# TASK STATEMENT
Can you reproduce the material unchanged, covering the stretch from its first line through the line that contains "tab-verkenner[interactable]: Verkenner [16,116,95,143]"? Include both ends and nothing beyond them.
:: TASK INPUT
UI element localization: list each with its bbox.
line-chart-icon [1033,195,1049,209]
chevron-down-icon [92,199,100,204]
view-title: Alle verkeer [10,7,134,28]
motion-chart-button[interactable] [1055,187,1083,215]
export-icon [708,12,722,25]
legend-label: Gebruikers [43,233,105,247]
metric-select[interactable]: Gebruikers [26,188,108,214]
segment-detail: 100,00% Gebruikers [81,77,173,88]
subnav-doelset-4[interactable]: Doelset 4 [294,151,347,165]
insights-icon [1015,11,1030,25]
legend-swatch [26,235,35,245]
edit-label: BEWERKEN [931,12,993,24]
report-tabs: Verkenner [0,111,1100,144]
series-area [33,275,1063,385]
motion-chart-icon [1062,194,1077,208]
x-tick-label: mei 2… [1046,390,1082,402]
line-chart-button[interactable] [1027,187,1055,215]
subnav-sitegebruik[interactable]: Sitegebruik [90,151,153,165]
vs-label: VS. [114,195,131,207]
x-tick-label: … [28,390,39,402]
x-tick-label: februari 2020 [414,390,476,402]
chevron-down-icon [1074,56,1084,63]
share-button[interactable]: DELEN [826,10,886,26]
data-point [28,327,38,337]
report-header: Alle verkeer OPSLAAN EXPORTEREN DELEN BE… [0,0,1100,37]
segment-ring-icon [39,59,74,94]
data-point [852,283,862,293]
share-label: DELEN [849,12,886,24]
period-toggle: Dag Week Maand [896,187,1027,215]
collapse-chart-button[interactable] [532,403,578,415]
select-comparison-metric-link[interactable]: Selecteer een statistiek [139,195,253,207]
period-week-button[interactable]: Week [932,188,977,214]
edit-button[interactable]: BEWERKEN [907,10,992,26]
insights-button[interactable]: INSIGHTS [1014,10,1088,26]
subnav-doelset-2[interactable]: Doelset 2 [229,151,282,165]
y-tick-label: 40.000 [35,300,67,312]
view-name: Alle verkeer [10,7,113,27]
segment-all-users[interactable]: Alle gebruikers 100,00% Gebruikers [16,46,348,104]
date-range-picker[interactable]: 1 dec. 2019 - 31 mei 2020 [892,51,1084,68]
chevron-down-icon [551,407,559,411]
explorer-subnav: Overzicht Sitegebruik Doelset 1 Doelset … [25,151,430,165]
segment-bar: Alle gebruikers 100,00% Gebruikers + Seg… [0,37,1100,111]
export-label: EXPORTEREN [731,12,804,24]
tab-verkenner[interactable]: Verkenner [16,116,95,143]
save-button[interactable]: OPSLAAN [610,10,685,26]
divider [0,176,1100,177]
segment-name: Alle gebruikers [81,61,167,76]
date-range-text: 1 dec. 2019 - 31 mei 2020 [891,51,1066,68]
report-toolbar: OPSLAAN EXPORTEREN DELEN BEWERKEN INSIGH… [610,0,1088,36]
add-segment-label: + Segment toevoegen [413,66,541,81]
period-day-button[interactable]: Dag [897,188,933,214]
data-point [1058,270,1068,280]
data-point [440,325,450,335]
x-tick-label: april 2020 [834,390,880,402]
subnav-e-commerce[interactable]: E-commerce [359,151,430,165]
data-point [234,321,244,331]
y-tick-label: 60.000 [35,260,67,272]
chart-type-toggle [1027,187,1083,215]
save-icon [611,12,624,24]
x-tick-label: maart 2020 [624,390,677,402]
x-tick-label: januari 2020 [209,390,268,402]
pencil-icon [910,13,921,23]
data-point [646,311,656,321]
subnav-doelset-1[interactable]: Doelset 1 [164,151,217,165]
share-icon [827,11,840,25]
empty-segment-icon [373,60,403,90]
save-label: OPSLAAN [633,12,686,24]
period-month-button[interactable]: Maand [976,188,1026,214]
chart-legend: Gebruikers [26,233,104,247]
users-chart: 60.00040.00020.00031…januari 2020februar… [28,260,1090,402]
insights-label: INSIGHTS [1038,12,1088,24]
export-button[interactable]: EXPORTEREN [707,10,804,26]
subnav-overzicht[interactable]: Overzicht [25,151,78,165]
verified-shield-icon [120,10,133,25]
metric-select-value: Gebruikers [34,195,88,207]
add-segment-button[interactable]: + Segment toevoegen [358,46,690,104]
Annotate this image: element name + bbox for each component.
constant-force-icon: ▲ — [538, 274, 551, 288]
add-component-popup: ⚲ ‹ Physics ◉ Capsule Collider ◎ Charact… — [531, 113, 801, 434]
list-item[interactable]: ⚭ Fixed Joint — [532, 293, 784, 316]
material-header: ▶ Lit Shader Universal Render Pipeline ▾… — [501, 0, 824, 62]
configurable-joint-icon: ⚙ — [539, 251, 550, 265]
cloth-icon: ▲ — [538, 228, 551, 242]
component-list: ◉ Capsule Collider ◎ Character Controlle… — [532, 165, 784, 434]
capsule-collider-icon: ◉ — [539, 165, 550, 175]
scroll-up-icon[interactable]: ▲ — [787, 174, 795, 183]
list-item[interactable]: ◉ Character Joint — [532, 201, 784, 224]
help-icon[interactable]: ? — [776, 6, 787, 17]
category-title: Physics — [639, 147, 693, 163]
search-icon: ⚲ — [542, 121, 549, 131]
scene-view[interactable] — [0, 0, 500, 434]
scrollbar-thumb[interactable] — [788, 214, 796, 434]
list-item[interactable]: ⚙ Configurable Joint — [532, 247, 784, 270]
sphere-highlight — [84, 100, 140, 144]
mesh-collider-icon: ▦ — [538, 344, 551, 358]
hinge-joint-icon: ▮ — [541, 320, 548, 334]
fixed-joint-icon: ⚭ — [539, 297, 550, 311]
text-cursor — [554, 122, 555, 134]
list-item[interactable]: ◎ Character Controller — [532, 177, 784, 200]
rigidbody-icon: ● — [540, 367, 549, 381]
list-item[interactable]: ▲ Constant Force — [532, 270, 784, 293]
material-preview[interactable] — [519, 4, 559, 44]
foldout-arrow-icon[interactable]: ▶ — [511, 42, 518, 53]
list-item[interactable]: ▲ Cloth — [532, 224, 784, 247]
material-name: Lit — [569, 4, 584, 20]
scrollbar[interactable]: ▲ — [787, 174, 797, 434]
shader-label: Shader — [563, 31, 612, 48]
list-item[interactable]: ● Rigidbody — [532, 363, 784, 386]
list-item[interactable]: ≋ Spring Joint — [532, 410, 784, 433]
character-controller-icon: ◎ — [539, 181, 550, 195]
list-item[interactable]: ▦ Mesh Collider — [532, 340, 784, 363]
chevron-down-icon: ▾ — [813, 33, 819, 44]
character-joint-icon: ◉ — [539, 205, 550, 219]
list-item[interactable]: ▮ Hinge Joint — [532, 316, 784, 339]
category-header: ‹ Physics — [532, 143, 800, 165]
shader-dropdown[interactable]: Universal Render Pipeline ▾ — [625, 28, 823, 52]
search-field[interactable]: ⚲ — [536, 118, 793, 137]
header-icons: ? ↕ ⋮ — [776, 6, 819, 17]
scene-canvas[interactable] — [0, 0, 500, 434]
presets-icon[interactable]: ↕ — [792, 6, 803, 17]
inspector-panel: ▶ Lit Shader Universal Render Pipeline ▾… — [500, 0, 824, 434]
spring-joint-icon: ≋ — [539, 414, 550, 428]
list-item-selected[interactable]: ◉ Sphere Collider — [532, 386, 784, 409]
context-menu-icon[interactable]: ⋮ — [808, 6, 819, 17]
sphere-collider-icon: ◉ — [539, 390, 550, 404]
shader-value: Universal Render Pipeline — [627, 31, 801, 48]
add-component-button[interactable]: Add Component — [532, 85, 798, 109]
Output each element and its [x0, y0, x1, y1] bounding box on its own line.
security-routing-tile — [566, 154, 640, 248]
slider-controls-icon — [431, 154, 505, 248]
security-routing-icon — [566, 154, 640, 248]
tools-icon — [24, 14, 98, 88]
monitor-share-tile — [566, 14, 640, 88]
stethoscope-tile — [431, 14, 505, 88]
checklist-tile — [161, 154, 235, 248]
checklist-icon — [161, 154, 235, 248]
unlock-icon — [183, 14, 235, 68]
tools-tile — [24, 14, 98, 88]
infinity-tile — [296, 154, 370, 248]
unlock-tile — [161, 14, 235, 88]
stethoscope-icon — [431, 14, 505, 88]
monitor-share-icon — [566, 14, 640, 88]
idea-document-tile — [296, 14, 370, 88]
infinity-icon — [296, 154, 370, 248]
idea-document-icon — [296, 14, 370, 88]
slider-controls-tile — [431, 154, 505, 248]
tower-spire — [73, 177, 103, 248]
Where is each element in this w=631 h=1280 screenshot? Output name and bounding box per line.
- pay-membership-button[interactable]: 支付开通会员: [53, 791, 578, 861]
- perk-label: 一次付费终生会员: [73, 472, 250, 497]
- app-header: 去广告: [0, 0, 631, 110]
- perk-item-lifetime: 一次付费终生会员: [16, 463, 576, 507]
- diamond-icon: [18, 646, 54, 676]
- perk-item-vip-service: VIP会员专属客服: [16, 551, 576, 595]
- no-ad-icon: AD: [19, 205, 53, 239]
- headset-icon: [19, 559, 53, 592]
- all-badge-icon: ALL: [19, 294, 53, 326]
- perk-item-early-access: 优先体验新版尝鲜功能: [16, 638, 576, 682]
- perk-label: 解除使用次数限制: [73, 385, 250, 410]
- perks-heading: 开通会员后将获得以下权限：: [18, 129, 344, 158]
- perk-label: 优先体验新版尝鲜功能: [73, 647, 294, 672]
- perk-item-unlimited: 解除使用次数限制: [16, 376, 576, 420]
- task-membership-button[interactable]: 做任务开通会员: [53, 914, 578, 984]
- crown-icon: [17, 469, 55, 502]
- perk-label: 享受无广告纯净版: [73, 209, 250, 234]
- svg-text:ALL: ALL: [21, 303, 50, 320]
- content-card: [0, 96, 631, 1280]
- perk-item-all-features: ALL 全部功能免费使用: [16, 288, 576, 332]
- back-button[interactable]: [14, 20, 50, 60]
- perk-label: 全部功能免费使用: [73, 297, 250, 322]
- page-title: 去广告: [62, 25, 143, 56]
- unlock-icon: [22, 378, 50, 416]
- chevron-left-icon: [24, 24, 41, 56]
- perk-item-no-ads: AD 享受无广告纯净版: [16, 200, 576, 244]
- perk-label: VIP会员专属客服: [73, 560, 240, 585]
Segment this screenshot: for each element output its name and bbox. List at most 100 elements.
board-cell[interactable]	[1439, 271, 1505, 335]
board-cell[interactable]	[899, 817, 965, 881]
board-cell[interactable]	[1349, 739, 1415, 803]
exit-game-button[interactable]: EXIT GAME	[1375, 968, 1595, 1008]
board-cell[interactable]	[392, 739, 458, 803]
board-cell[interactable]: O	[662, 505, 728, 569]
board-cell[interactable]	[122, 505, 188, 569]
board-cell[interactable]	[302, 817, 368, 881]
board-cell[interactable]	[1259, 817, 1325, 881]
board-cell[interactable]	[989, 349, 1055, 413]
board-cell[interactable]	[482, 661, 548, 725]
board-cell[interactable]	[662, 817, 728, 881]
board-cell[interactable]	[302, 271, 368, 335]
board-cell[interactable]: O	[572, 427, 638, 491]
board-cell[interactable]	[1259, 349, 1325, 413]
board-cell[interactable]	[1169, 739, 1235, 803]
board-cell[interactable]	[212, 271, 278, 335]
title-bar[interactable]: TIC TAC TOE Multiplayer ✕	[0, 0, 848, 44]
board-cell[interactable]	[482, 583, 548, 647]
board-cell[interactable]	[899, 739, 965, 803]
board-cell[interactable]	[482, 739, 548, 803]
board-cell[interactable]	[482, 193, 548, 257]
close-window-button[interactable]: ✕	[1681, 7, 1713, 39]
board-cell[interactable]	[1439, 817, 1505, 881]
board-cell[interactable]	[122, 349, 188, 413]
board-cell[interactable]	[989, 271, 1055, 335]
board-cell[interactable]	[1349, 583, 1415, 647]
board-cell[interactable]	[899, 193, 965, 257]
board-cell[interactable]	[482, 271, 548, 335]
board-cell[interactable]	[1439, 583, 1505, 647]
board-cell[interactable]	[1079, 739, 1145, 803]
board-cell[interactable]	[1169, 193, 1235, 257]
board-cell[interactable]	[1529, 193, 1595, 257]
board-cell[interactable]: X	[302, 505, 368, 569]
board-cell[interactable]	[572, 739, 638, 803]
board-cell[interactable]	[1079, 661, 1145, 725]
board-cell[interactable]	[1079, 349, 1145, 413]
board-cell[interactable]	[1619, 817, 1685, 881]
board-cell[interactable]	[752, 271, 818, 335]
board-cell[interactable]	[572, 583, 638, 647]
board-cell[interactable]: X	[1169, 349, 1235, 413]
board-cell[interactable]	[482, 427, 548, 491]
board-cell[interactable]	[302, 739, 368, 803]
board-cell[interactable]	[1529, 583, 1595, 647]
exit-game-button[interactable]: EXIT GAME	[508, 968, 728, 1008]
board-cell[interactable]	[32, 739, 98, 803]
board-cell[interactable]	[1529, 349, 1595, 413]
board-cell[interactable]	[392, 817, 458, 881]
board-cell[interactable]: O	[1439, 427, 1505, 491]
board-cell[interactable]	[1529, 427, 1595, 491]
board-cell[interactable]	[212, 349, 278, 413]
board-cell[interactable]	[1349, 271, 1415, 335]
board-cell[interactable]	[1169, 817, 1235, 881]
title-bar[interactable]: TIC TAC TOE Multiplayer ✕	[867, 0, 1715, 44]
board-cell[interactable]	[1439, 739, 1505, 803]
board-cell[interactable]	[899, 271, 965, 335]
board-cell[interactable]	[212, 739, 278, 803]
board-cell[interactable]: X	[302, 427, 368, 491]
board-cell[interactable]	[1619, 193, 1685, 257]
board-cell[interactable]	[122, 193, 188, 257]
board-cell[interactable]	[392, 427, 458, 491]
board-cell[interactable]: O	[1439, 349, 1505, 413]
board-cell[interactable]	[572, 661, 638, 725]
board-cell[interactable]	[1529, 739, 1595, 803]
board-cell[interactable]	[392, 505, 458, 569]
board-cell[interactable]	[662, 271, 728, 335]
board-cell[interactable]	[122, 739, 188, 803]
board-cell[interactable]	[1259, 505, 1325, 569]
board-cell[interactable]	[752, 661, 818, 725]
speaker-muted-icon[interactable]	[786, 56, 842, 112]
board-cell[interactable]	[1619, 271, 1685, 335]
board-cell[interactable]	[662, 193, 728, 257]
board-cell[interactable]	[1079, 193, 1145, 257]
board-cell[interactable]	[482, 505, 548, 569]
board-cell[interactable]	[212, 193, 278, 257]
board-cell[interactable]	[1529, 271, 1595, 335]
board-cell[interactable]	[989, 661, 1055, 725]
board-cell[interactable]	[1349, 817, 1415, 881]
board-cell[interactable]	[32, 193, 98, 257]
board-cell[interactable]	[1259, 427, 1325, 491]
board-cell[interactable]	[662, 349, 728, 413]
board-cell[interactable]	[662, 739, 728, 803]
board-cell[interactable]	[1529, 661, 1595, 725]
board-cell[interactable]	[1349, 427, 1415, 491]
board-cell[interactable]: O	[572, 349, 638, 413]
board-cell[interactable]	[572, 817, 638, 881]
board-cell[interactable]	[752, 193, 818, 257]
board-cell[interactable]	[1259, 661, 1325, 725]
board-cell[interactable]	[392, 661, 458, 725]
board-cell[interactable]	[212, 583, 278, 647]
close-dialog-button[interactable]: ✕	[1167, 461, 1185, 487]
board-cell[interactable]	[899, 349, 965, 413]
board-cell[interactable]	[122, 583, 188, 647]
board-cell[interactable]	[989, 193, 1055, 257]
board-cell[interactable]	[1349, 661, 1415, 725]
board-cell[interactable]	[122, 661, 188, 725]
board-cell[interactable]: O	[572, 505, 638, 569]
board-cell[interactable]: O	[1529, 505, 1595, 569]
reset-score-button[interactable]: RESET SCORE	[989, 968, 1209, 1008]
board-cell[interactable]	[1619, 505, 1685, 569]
::::
# RESULT OF THIS EXERCISE
UI element localization: list each with its bbox.
line-chart-icon [1033,195,1049,209]
chevron-down-icon [92,199,100,204]
view-title: Alle verkeer [10,7,134,28]
motion-chart-button[interactable] [1055,187,1083,215]
export-icon [708,12,722,25]
legend-label: Gebruikers [43,233,105,247]
metric-select[interactable]: Gebruikers [26,188,108,214]
segment-detail: 100,00% Gebruikers [81,77,173,88]
subnav-doelset-4[interactable]: Doelset 4 [294,151,347,165]
insights-icon [1015,11,1030,25]
legend-swatch [26,235,35,245]
edit-label: BEWERKEN [931,12,993,24]
report-tabs: Verkenner [0,111,1100,144]
series-area [33,275,1063,385]
motion-chart-icon [1062,194,1077,208]
x-tick-label: mei 2… [1046,390,1082,402]
line-chart-button[interactable] [1027,187,1055,215]
subnav-sitegebruik[interactable]: Sitegebruik [90,151,153,165]
vs-label: VS. [114,195,131,207]
x-tick-label: … [28,390,39,402]
x-tick-label: februari 2020 [414,390,476,402]
chevron-down-icon [1074,56,1084,63]
share-button[interactable]: DELEN [826,10,886,26]
data-point [28,327,38,337]
report-header: Alle verkeer OPSLAAN EXPORTEREN DELEN BE… [0,0,1100,37]
segment-ring-icon [39,59,74,94]
data-point [852,283,862,293]
share-label: DELEN [849,12,886,24]
period-toggle: Dag Week Maand [896,187,1027,215]
collapse-chart-button[interactable] [532,403,578,415]
select-comparison-metric-link[interactable]: Selecteer een statistiek [139,195,253,207]
period-week-button[interactable]: Week [932,188,977,214]
edit-button[interactable]: BEWERKEN [907,10,992,26]
insights-button[interactable]: INSIGHTS [1014,10,1088,26]
subnav-doelset-2[interactable]: Doelset 2 [229,151,282,165]
y-tick-label: 40.000 [35,300,67,312]
view-name: Alle verkeer [10,7,113,27]
segment-all-users[interactable]: Alle gebruikers 100,00% Gebruikers [16,46,348,104]
date-range-picker[interactable]: 1 dec. 2019 - 31 mei 2020 [892,51,1084,68]
chevron-down-icon [551,407,559,411]
explorer-subnav: Overzicht Sitegebruik Doelset 1 Doelset … [25,151,430,165]
segment-bar: Alle gebruikers 100,00% Gebruikers + Seg… [0,37,1100,111]
export-label: EXPORTEREN [731,12,804,24]
tab-verkenner[interactable]: Verkenner [16,116,95,143]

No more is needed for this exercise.